*WHAT IS BEING ASKED*.
Exclude the pictures, then copy all remaining records exactly.

*DATA SHOWN*.
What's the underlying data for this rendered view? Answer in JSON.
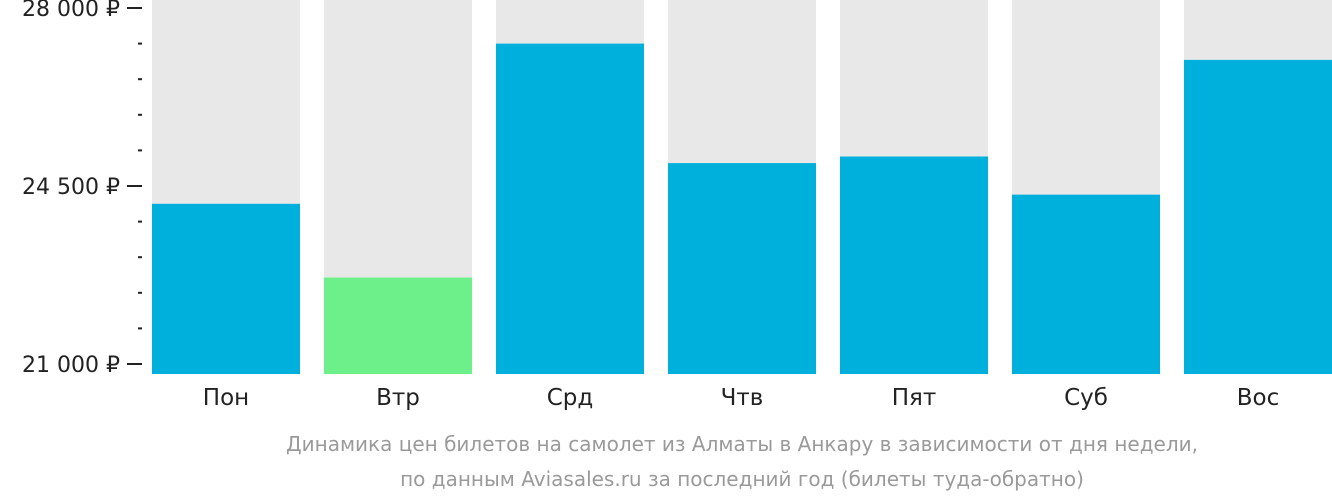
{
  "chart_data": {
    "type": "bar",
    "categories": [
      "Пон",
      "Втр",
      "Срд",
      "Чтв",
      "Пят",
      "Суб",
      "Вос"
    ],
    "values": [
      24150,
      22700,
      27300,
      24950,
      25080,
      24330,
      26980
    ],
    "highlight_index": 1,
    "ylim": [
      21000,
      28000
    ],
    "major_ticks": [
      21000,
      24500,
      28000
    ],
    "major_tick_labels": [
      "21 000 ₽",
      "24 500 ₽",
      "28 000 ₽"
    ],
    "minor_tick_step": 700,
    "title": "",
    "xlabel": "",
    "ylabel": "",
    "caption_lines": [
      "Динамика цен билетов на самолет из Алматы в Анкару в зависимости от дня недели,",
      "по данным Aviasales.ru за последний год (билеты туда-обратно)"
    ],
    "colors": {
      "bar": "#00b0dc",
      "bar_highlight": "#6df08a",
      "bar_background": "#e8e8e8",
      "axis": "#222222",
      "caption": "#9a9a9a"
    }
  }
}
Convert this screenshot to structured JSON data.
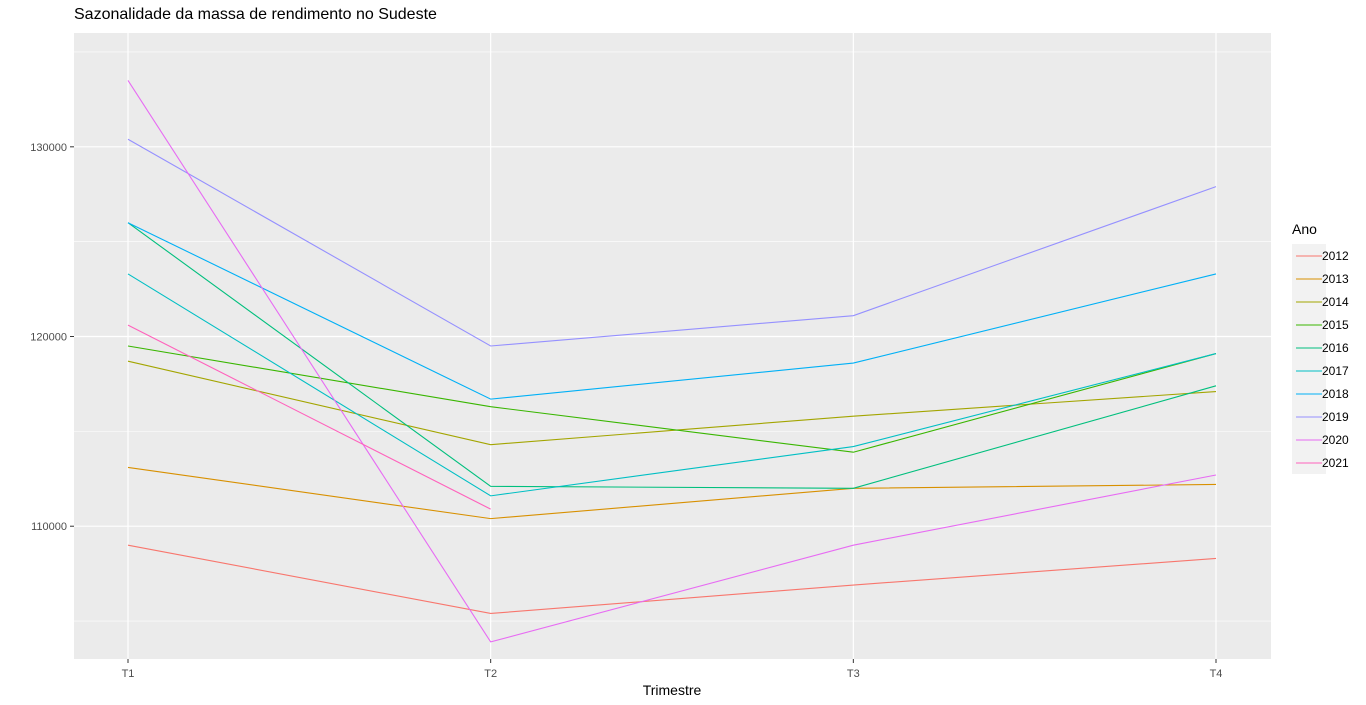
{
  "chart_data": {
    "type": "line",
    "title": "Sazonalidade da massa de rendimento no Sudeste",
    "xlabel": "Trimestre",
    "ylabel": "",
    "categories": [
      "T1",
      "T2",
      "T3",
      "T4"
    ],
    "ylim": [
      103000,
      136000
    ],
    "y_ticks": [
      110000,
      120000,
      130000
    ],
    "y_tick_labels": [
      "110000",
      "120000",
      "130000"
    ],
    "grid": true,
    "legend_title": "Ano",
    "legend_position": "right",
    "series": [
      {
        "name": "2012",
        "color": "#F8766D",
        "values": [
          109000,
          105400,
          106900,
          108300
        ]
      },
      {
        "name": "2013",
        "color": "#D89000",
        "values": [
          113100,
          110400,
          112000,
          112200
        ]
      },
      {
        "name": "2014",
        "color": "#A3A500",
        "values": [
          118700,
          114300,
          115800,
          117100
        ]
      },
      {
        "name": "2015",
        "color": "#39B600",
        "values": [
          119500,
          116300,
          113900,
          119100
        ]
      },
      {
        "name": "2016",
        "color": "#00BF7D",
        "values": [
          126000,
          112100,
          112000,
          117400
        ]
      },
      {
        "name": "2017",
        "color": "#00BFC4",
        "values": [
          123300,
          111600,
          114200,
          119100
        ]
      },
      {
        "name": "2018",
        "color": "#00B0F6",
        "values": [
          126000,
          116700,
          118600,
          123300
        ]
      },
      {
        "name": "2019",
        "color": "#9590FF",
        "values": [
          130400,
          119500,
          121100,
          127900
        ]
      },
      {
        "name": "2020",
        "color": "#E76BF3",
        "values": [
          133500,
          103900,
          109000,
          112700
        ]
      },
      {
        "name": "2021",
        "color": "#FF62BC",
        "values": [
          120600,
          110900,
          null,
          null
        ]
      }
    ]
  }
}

*RESULT FOR THIS TASK*.
What's the underlying data for this rendered view? Answer in JSON.
{
  "chart_data": {
    "type": "bar",
    "categories": [
      "Пон",
      "Втр",
      "Срд",
      "Чтв",
      "Пят",
      "Суб",
      "Вос"
    ],
    "values": [
      24150,
      22700,
      27300,
      24950,
      25080,
      24330,
      26980
    ],
    "highlight_index": 1,
    "ylim": [
      21000,
      28000
    ],
    "major_ticks": [
      21000,
      24500,
      28000
    ],
    "major_tick_labels": [
      "21 000 ₽",
      "24 500 ₽",
      "28 000 ₽"
    ],
    "minor_tick_step": 700,
    "title": "",
    "xlabel": "",
    "ylabel": "",
    "caption_lines": [
      "Динамика цен билетов на самолет из Алматы в Анкару в зависимости от дня недели,",
      "по данным Aviasales.ru за последний год (билеты туда-обратно)"
    ],
    "colors": {
      "bar": "#00b0dc",
      "bar_highlight": "#6df08a",
      "bar_background": "#e8e8e8",
      "axis": "#222222",
      "caption": "#9a9a9a"
    }
  }
}
Convert this screenshot to structured JSON data.
{
  "chart_data": {
    "type": "line",
    "title": "Sazonalidade da massa de rendimento no Sudeste",
    "xlabel": "Trimestre",
    "ylabel": "",
    "categories": [
      "T1",
      "T2",
      "T3",
      "T4"
    ],
    "ylim": [
      103000,
      136000
    ],
    "y_ticks": [
      110000,
      120000,
      130000
    ],
    "y_tick_labels": [
      "110000",
      "120000",
      "130000"
    ],
    "grid": true,
    "legend_title": "Ano",
    "legend_position": "right",
    "series": [
      {
        "name": "2012",
        "color": "#F8766D",
        "values": [
          109000,
          105400,
          106900,
          108300
        ]
      },
      {
        "name": "2013",
        "color": "#D89000",
        "values": [
          113100,
          110400,
          112000,
          112200
        ]
      },
      {
        "name": "2014",
        "color": "#A3A500",
        "values": [
          118700,
          114300,
          115800,
          117100
        ]
      },
      {
        "name": "2015",
        "color": "#39B600",
        "values": [
          119500,
          116300,
          113900,
          119100
        ]
      },
      {
        "name": "2016",
        "color": "#00BF7D",
        "values": [
          126000,
          112100,
          112000,
          117400
        ]
      },
      {
        "name": "2017",
        "color": "#00BFC4",
        "values": [
          123300,
          111600,
          114200,
          119100
        ]
      },
      {
        "name": "2018",
        "color": "#00B0F6",
        "values": [
          126000,
          116700,
          118600,
          123300
        ]
      },
      {
        "name": "2019",
        "color": "#9590FF",
        "values": [
          130400,
          119500,
          121100,
          127900
        ]
      },
      {
        "name": "2020",
        "color": "#E76BF3",
        "values": [
          133500,
          103900,
          109000,
          112700
        ]
      },
      {
        "name": "2021",
        "color": "#FF62BC",
        "values": [
          120600,
          110900,
          null,
          null
        ]
      }
    ]
  }
}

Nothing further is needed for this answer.